Arbeitsauftrag =>
Nennen Sie die Anzahl der Zeilen in den nachstehenden Einträgen, die die Zeichenfolge „continued“ enthalten. Antworten Sie ausschließlich mit dieser Zahl.

Einträge zu Elementrahmen =>

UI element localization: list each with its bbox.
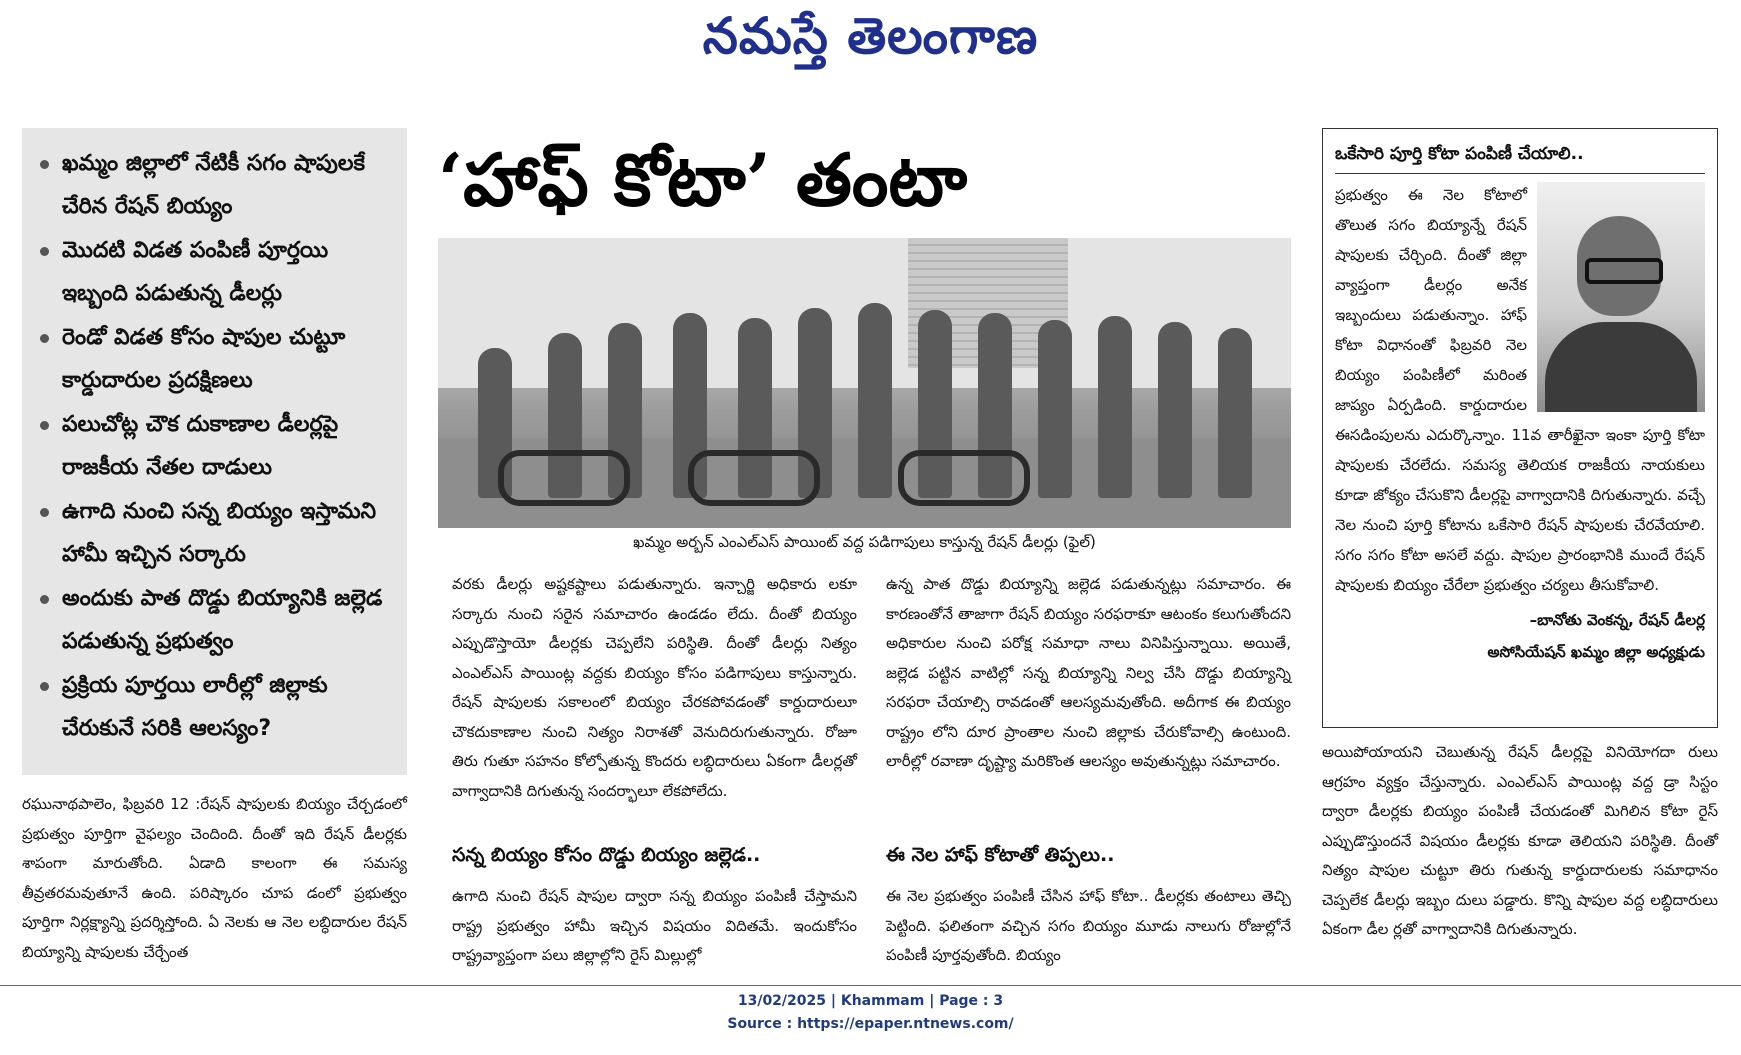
article-column-3: ఉన్న పాత దొడ్డు బియ్యాన్ని జల్లెడ పడుతున్నట్లు సమాచారం. ఈ కారణంతోనే తాజాగా రేషన్ బియ్యం సరఫరాకూ ఆటంకం కలుగుతోందని అధికారుల నుంచి పరోక్ష సమాధా నాలు వినిపిస్తున్నాయి. అయితే, జల్లెడ పట్టిన వాటిల్లో సన్న బియ్యాన్ని నిల్వ చేసి దొడ్డు బియ్యాన్ని సరఫరా చేయాల్సి రావడంతో ఆలస్యమవుతోంది. అదీగాక ఈ బియ్యం రాష్ట్రం లోని దూర ప్రాంతాల నుంచి జిల్లాకు చేరుకోవాల్సి ఉంటుంది. లారీల్లో రవాణా దృష్ట్యా మరికొంత ఆలస్యం అవుతున్నట్లు సమాచారం. bbox=[886, 575, 1291, 770]
article-column-2: వరకు డీలర్లు అష్టకష్టాలు పడుతున్నారు. ఇన్చార్జి అధికారు లకూ సర్కారు నుంచి సరైన సమాచారం ఉండడం లేదు. దీంతో బియ్యం ఎప్పుడొస్తాయో డీలర్లకు చెప్పలేని పరిస్థితి. దీంతో డీలర్లు నిత్యం ఎంఎల్ఎస్ పాయింట్ల వద్దకు బియ్యం కోసం పడిగాపులు కాస్తున్నారు. రేషన్ షాపులకు సకాలంలో బియ్యం చేరకపోవడంతో కార్డుదారులూ చౌకదుకాణాల నుంచి నిత్యం నిరాశతో వెనుదిరుగుతున్నారు. రోజూ తిరు గుతూ సహనం కోల్పోతున్న కొందరు లబ్ధిదారులు ఏకంగా డీలర్లతో వాగ్వాదానికి దిగుతున్న సందర్భాలూ లేకపోలేదు. bbox=[452, 575, 857, 800]
article-column-1: రఘునాథపాలెం, ఫిబ్రవరి 12 :రేషన్ షాపులకు బియ్యం చేర్చడంలో ప్రభుత్వం పూర్తిగా వైఫల్యం చెందింది. దీంతో ఇది రేషన్ డీలర్లకు శాపంగా మారుతోంది. ఏడాది కాలంగా ఈ సమస్య తీవ్రతరమవుతూనే ఉంది. పరిష్కారం చూప డంలో ప్రభుత్వం పూర్తిగా నిర్లక్ష్యాన్ని ప్రదర్శిస్తోంది. ఏ నెలకు ఆ నెల లబ్ధిదారుల రేషన్ బియ్యాన్ని షాపులకు చేర్చేంత bbox=[22, 795, 407, 961]
article-column-2-continued: ఉగాది నుంచి రేషన్ షాపుల ద్వారా సన్న బియ్యం పంపిణీ చేస్తామని రాష్ట్ర ప్రభుత్వం హామీ ఇచ్చిన విషయం విదితమే. ఇందుకోసం రాష్ట్రవ్యాప్తంగా పలు జిల్లాల్లోని రైస్ మిల్లుల్లో bbox=[452, 887, 857, 964]
footer-source: Source : https://epaper.ntnews.com/ bbox=[727, 1016, 1014, 1032]
subhead-sanna-biyyam: సన్న బియ్యం కోసం దొడ్డు బియ్యం జల్లెడ.. bbox=[452, 844, 761, 866]
article-column-4: అయిపోయాయని చెబుతున్న రేషన్ డీలర్లపై వినియోగదా రులు ఆగ్రహం వ్యక్తం చేస్తున్నారు. ఎంఎల్ఎస్ పాయింట్ల వద్ద డ్రా సిస్టం ద్వారా డీలర్లకు బియ్యం పంపిణీ చేయడంతో మిగిలిన కోటా రైస్ ఎప్పుడొస్తుందనే విషయం డీలర్లకు కూడా తెలియని పరిస్థితి. దీంతో నిత్యం షాపుల చుట్టూ తిరు గుతున్న కార్డుదారులకు సమాధానం చెప్పలేక డీలర్లు ఇబ్బం దులు పడ్డారు. కొన్ని షాపుల వద్ద లబ్ధిదారులు ఏకంగా డీల ర్లతో వాగ్వాదానికి దిగుతున్నారు. bbox=[1322, 743, 1718, 938]
highlight-item: పలుచోట్ల చౌక దుకాణాల డీలర్లపై రాజకీయ నేతల దాడులు bbox=[36, 403, 397, 489]
highlight-item: రెండో విడత కోసం షాపుల చుట్టూ కార్డుదారుల ప్రదక్షిణలు bbox=[36, 316, 397, 402]
highlight-item: మొదటి విడత పంపిణీ పూర్తయి ఇబ్బంది పడుతున్న డీలర్లు bbox=[36, 229, 397, 315]
signature-line-2: అసోసియేషన్ ఖమ్మం జిల్లా అధ్యక్షుడు bbox=[1487, 643, 1705, 661]
article-column-3-continued: ఈ నెల ప్రభుత్వం పంపిణీ చేసిన హాఫ్ కోటా.. డీలర్లకు తంటాలు తెచ్చి పెట్టింది. ఫలితంగా వచ్చిన సగం బియ్యం మూడు నాలుగు రోజుల్లోనే పంపిణీ పూర్తవుతోంది. బియ్యం bbox=[886, 887, 1291, 964]
footer-date-edition: 13/02/2025 | Khammam | Page : 3 bbox=[737, 993, 1004, 1009]
highlight-item: ప్రక్రియ పూర్తయి లారీల్లో జిల్లాకు చేరుకునే సరికి ఆలస్యం? bbox=[36, 664, 397, 750]
dealer-portrait bbox=[1537, 182, 1705, 412]
news-photo bbox=[438, 238, 1291, 528]
signature-line-1: –బానోతు వెంకన్న, రేషన్ డీలర్ల bbox=[1529, 611, 1705, 629]
headline: ‘హాఫ్ కోటా’ తంటా bbox=[438, 137, 968, 222]
subhead-half-quota: ఈ నెల హాఫ్ కోటాతో తిప్పలు.. bbox=[886, 844, 1115, 866]
quote-box-body: ప్రభుత్వం ఈ నెల కోటాలో తొలుత సగం బియ్యాన్నే రేషన్ షాపులకు చేర్చింది. దీంతో జిల్లా వ్యాప్తంగా డీలర్లం అనేక ఇబ్బందులు పడుతున్నాం. హాఫ్ కోటా విధానంతో ఫిబ్రవరి నెల బియ్యం పంపిణీలో మరింత జాప్యం ఏర్పడింది. కార్డుదారుల ఈసడింపులను ఎదుర్కొన్నాం. 11వ తారీఖైనా ఇంకా పూర్తి కోటా షాపులకు చేరలేదు. సమస్య తెలియక రాజకీయ నాయకులు కూడా జోక్యం చేసుకొని డీలర్లపై వాగ్వాదానికి దిగుతున్నారు. వచ్చే నెల నుంచి పూర్తి కోటాను ఒకేసారి రేషన్ షాపులకు చేరవేయాలి. సగం సగం కోటా అసలే వద్దు. షాపుల ప్రారంభానికి ముందే రేషన్ షాపులకు బియ్యం చేరేలా ప్రభుత్వం చర్యలు తీసుకోవాలి. bbox=[1335, 186, 1705, 594]
quote-box bbox=[1322, 128, 1718, 728]
masthead: నమస్తే తెలంగాణ bbox=[702, 6, 1039, 65]
highlight-item: అందుకు పాత దొడ్డు బియ్యానికి జల్లెడ పడుతున్న ప్రభుత్వం bbox=[36, 577, 397, 663]
quote-signature bbox=[1335, 604, 1705, 668]
quote-box-title: ఒకేసారి పూర్తి కోటా పంపిణీ చేయాలి.. bbox=[1335, 139, 1705, 174]
photo-caption: ఖమ్మం అర్బన్ ఎంఎల్ఎస్ పాయింట్ వద్ద పడిగాపులు కాస్తున్న రేషన్ డీలర్లు (ఫైల్) bbox=[633, 533, 1096, 551]
highlight-item: ఖమ్మం జిల్లాలో నేటికీ సగం షాపులకే చేరిన రేషన్ బియ్యం bbox=[36, 142, 397, 228]
highlights-sidebar bbox=[22, 128, 407, 775]
footer-divider bbox=[0, 985, 1741, 986]
highlight-item: ఉగాది నుంచి సన్న బియ్యం ఇస్తామని హామీ ఇచ్చిన సర్కారు bbox=[36, 490, 397, 576]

Endergebnis =>
2